▶ _EXCERPT TO READ_

— BEGIN —

Fighting for the “working-class” or uniting the “people”? New question, old issue. In this piece, Anton Jäger explains how American communists went through a similar debate in the 1930s. From that experience, several conclusions can be drawn, not least the need for “left-populism” to go beyond slogans, communication, and identity politics. 

On April 26th, 1935, the Communist Party of the United States – at the time one of the most potent organizations on the American Left, counting a total of 66,000 members – held its First American Writers’ Congress. Hosted by New York’s New School, the event was the Communist Party’s very first conference dedicated exclusively to the theme of political art; its task was to ‘extend the reach of the organization’, preparing a ‘decaying capitalism’ for ‘the establishment of a workers’ government’, instantiated (rather meekly perhaps) through the medium of literature. The list of attendees – Americans Mike Gold, James T. Farrell, literary lions such as André Malraux, Ford Madox Ford and Louis Aragon – was reputable, to say the least. This impressive line-up, however, was not what made the conference go down in history. Rather, the Writers’ Congress owed its notoriety to a speech by a one specific participant, held on the morning of second day; ‘Revolutionary Symbolism in America‘, by the literary critic Kenneth Burke, which still remains one of the most riveting texts ever written on the American Left. As Burke noted in his opening remarks to the conference:

‘Myths’ may be wrong, or they will be dispensed with. In the last analysis, they are basic psychological tools for working together. A hammer is a carpenter’s tool; a wrench is a mechanic’s tool; and a ‘myth’ is the social tool for welding the sense of interrelationship by the carpenter and the mechanic, though differently occupied, can work together for common social ends. In this sense a myth is that works are as real as food, tools, and shelter are.

— END —

Records held in a dataset:
— BEGIN —

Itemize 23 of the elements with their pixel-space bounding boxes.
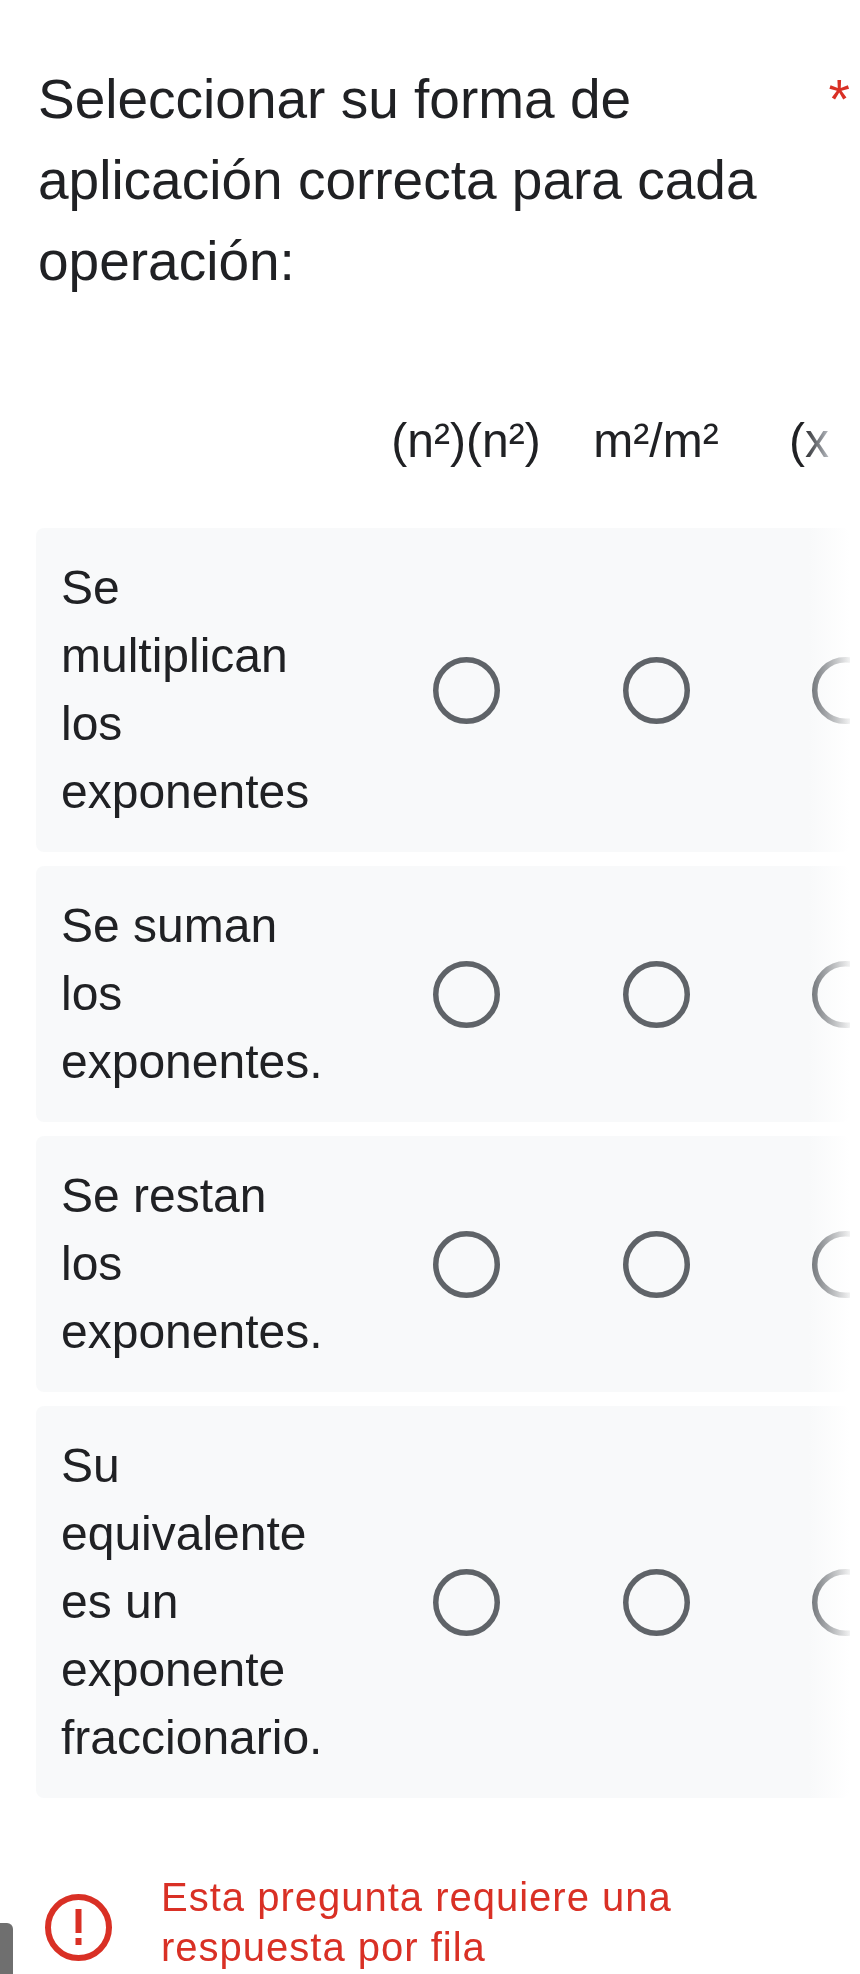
edge-handle[interactable] [0,1923,13,1974]
row-label: Se restan los exponentes. [61,1168,324,1360]
column-header: m²/m² [593,413,719,469]
row-label: Se multiplican los exponentes [61,560,311,820]
radio-button[interactable] [812,656,850,724]
radio-button[interactable] [432,656,500,724]
radio-button[interactable] [812,960,850,1028]
radio-button[interactable] [432,1568,500,1636]
column-header: (n²)(n²) [391,413,541,469]
required-asterisk: * [828,67,850,132]
question-title: Seleccionar su forma de aplicación correcta para cada operación: [38,67,758,294]
radio-button[interactable] [432,1230,500,1298]
radio-button[interactable] [812,1568,850,1636]
radio-button[interactable] [622,1568,690,1636]
radio-button[interactable] [622,1230,690,1298]
radio-button[interactable] [812,1230,850,1298]
radio-button[interactable] [622,960,690,1028]
error-message: Esta pregunta requiere una respuesta por fila [161,1874,673,1971]
radio-button[interactable] [622,656,690,724]
row-label: Su equivalente es un exponente fraccionario. [61,1438,324,1766]
error-icon [45,1894,112,1961]
row-label: Se suman los exponentes. [61,898,324,1090]
radio-button[interactable] [432,960,500,1028]
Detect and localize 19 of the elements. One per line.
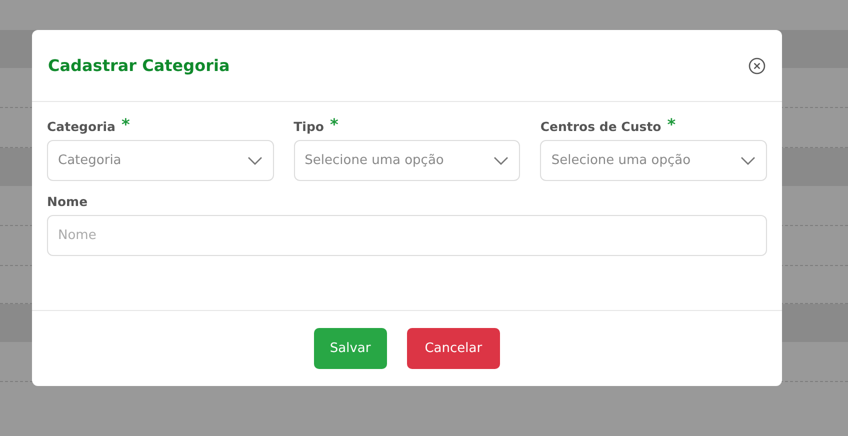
field-label: Categoria	[47, 118, 116, 136]
chevron-down-icon	[740, 156, 756, 166]
select-field[interactable]: Selecione uma opção	[540, 140, 767, 181]
name-input[interactable]: Nome	[47, 215, 767, 256]
select-field[interactable]: Categoria	[47, 140, 274, 181]
required-mark: *	[330, 118, 338, 132]
field-label: Tipo	[294, 118, 324, 136]
required-mark: *	[121, 118, 130, 132]
field-label: Nome	[47, 193, 88, 211]
select-field[interactable]: Selecione uma opção	[294, 140, 520, 181]
close-icon	[748, 56, 766, 74]
chevron-down-icon	[493, 156, 510, 166]
required-mark: *	[667, 118, 676, 132]
cancel-button[interactable]: Cancelar	[406, 328, 500, 369]
chevron-down-icon	[246, 156, 263, 166]
save-button[interactable]: Salvar	[314, 328, 387, 369]
field-label: Centros de Custo	[540, 118, 662, 136]
modal-title: Cadastrar Categoria	[48, 56, 230, 76]
close-button[interactable]	[748, 56, 766, 74]
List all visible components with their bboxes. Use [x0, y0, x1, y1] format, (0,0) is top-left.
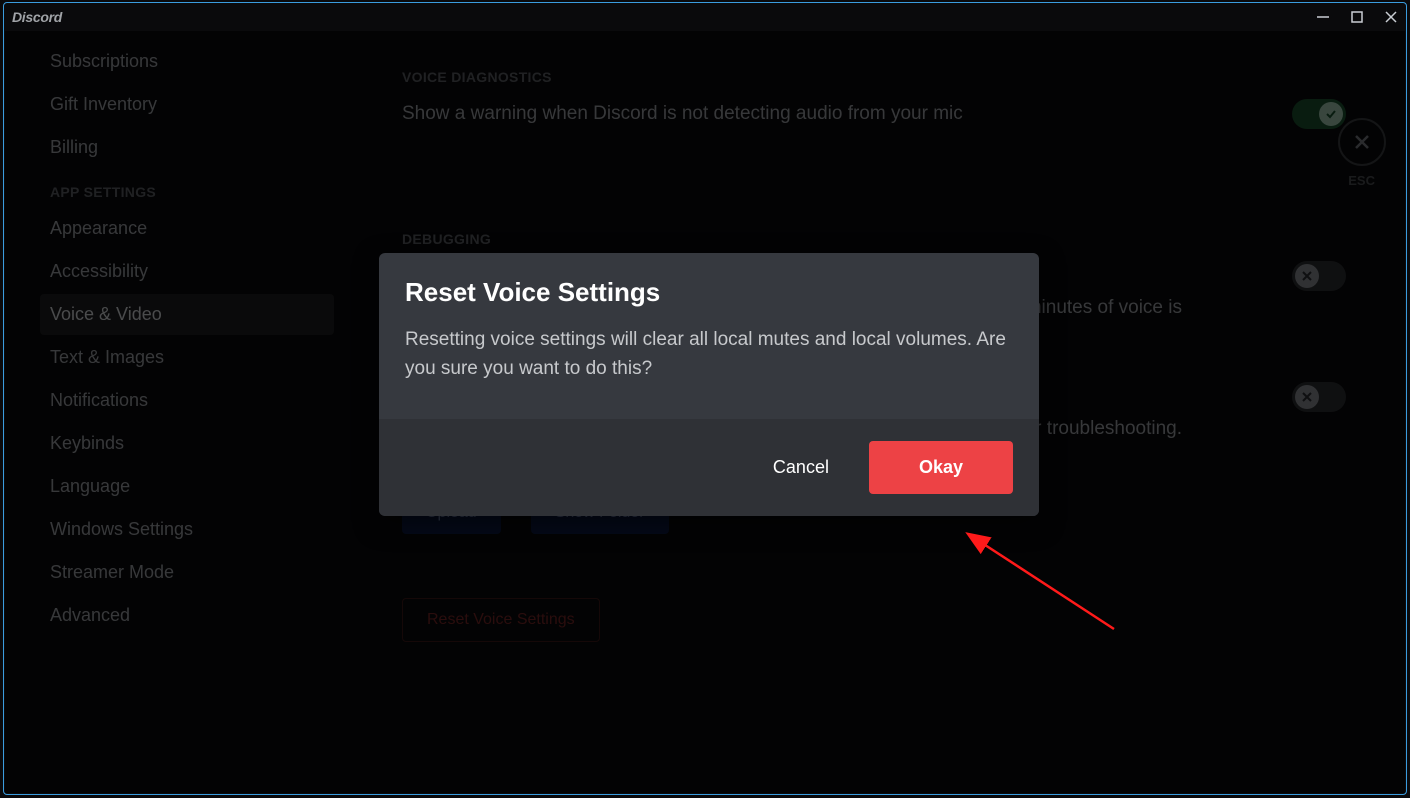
app-title: Discord	[12, 9, 62, 25]
okay-button[interactable]: Okay	[869, 441, 1013, 494]
minimize-icon[interactable]	[1316, 10, 1330, 24]
cancel-button[interactable]: Cancel	[773, 457, 829, 478]
maximize-icon[interactable]	[1350, 10, 1364, 24]
titlebar: Discord	[4, 3, 1406, 31]
reset-voice-modal: Reset Voice Settings Resetting voice set…	[379, 253, 1039, 516]
close-icon[interactable]	[1384, 10, 1398, 24]
modal-body-text: Resetting voice settings will clear all …	[405, 326, 1013, 383]
modal-title: Reset Voice Settings	[405, 277, 1013, 308]
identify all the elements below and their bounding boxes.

— END —

▶ _GIVEN INSTRUCTION A_
Using the article on the 1935 Writers' Congress, decide whether each statement agrees with it. Answer yes or no for each, and quote the words of the article that decide it.
(i) The Communist Party of the United States counted 66,000 members at the time.
(ii) The First American Writers' Congress was hosted by Columbia University.
(iii) Kenneth Burke gave his speech on the afternoon of the first day.
▶ _GIVEN INSTRUCTION B_
According to the article on the 1935 Writers' Congress, what was the title of Kenneth Burke's speech?
▶ _GIVEN INSTRUCTION C_
List every person named in the sentence of the article on the 1935 Writers' Congress that begins "The list of attendees".

▶ _EXERCISE RESPONSE A_
(i) Yes: "counting a total of 66,000 members"
(ii) No: "Hosted by New York’s New School"
(iii) No: "held on the morning of second day"

▶ _EXERCISE RESPONSE B_
"Revolutionary Symbolism in America"

▶ _EXERCISE RESPONSE C_
Mike Gold, James T. Farrell, André Malraux, Ford Madox Ford, Louis Aragon